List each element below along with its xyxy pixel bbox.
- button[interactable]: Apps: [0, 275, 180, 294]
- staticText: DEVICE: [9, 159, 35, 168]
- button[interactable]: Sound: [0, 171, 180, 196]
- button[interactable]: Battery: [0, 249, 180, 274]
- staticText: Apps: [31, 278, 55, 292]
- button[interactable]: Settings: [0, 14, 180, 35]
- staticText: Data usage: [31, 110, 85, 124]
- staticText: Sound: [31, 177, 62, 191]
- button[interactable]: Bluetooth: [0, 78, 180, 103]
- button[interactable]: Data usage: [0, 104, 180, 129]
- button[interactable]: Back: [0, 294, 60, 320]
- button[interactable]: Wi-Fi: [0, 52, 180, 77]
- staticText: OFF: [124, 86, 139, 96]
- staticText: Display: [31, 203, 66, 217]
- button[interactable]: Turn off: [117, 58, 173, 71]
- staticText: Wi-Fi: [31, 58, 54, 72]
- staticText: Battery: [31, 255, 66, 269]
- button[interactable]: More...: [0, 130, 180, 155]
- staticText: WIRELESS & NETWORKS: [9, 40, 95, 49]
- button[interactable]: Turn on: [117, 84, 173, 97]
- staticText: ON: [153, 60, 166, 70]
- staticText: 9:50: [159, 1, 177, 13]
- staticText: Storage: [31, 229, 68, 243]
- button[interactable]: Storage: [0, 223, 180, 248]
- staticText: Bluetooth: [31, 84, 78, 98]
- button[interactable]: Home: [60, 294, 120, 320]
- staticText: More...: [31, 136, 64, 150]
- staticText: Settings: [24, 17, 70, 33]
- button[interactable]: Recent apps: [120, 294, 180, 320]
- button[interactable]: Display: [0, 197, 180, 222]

★ ★ ★ ★ ★ ★ ★

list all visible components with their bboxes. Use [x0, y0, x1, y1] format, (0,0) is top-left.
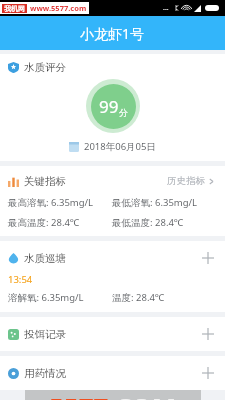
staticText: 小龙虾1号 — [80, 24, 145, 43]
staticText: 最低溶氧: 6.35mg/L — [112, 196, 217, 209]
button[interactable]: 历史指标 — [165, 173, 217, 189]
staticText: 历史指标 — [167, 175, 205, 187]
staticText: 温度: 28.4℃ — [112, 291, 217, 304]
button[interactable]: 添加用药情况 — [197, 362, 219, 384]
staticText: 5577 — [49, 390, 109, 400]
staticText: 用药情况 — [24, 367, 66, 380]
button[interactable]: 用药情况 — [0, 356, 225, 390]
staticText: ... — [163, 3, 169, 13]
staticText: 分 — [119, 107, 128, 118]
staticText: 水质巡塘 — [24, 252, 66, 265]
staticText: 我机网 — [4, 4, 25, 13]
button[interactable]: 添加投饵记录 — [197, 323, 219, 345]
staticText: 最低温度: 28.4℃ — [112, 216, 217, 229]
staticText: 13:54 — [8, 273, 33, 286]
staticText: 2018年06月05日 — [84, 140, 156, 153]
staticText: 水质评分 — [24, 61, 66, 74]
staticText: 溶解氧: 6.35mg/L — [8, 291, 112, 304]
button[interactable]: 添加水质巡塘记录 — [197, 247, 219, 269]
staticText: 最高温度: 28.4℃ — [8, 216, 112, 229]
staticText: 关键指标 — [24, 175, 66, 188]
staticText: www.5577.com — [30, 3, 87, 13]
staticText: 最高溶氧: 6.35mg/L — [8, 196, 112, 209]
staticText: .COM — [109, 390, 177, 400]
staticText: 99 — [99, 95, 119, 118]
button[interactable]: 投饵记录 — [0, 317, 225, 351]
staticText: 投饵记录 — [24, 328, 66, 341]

★ ★ ★ ★ ★ ★ ★

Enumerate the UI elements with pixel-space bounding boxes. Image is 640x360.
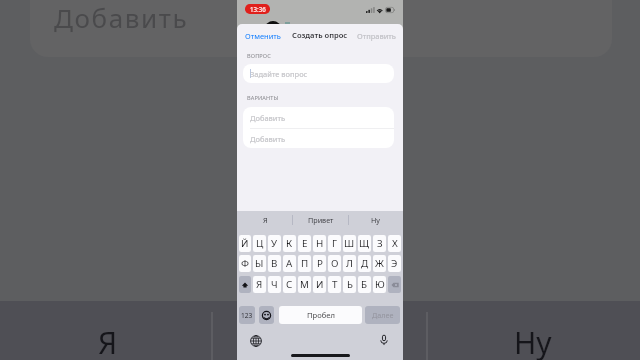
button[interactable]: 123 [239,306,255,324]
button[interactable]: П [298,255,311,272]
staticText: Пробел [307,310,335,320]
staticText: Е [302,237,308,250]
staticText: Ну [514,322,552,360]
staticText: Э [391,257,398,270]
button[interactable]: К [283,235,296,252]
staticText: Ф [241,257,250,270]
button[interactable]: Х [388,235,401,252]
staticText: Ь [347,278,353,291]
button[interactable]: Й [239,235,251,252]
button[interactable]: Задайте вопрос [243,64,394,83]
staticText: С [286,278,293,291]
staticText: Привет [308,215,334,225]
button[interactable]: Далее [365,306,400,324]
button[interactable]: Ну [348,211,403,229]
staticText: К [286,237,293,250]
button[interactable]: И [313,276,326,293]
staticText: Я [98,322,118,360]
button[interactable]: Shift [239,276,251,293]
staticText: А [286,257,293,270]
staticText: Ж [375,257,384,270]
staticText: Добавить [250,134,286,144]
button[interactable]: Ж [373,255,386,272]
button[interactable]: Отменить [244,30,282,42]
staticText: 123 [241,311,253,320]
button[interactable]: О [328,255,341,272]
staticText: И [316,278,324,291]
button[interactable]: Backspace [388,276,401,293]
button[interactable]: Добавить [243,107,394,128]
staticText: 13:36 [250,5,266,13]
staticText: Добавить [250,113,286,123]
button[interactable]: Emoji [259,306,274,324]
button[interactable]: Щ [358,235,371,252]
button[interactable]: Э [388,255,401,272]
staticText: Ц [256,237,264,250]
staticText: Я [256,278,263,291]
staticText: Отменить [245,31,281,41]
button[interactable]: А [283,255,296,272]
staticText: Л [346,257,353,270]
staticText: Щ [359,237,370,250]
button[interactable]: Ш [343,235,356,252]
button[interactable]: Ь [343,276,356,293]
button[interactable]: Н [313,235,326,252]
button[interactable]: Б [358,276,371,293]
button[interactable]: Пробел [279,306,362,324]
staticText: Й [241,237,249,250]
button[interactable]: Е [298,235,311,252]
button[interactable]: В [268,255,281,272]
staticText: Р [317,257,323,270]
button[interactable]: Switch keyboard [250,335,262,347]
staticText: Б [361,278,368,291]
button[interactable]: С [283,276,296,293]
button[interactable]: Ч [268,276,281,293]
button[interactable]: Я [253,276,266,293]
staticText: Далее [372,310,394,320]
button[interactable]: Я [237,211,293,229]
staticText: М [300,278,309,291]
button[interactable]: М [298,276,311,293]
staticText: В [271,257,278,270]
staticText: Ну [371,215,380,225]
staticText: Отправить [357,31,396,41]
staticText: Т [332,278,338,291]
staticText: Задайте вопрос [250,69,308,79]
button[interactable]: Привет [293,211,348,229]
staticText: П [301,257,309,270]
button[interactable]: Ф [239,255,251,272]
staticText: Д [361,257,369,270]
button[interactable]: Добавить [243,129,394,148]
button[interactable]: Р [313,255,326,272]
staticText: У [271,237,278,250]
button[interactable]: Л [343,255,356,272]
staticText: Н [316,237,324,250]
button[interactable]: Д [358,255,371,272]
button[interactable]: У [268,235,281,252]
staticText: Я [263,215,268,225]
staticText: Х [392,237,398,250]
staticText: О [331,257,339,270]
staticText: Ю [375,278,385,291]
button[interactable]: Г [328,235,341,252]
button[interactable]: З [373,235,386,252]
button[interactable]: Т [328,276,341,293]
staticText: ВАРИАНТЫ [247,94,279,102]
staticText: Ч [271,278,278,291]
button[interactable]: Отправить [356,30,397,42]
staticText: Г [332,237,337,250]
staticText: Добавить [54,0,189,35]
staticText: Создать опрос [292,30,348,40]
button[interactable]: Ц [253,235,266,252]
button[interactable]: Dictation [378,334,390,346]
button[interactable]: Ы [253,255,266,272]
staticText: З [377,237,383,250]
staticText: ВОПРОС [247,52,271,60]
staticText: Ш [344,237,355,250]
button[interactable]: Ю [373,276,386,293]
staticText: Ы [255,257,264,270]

★ ★ ★ ★ ★ ★ ★

• _WHAT IS ASKED_:
Count the lines in the items above that contain the string "Добавить", matching case exactly. Reply with the number only.

• _THE OUTPUT_:
5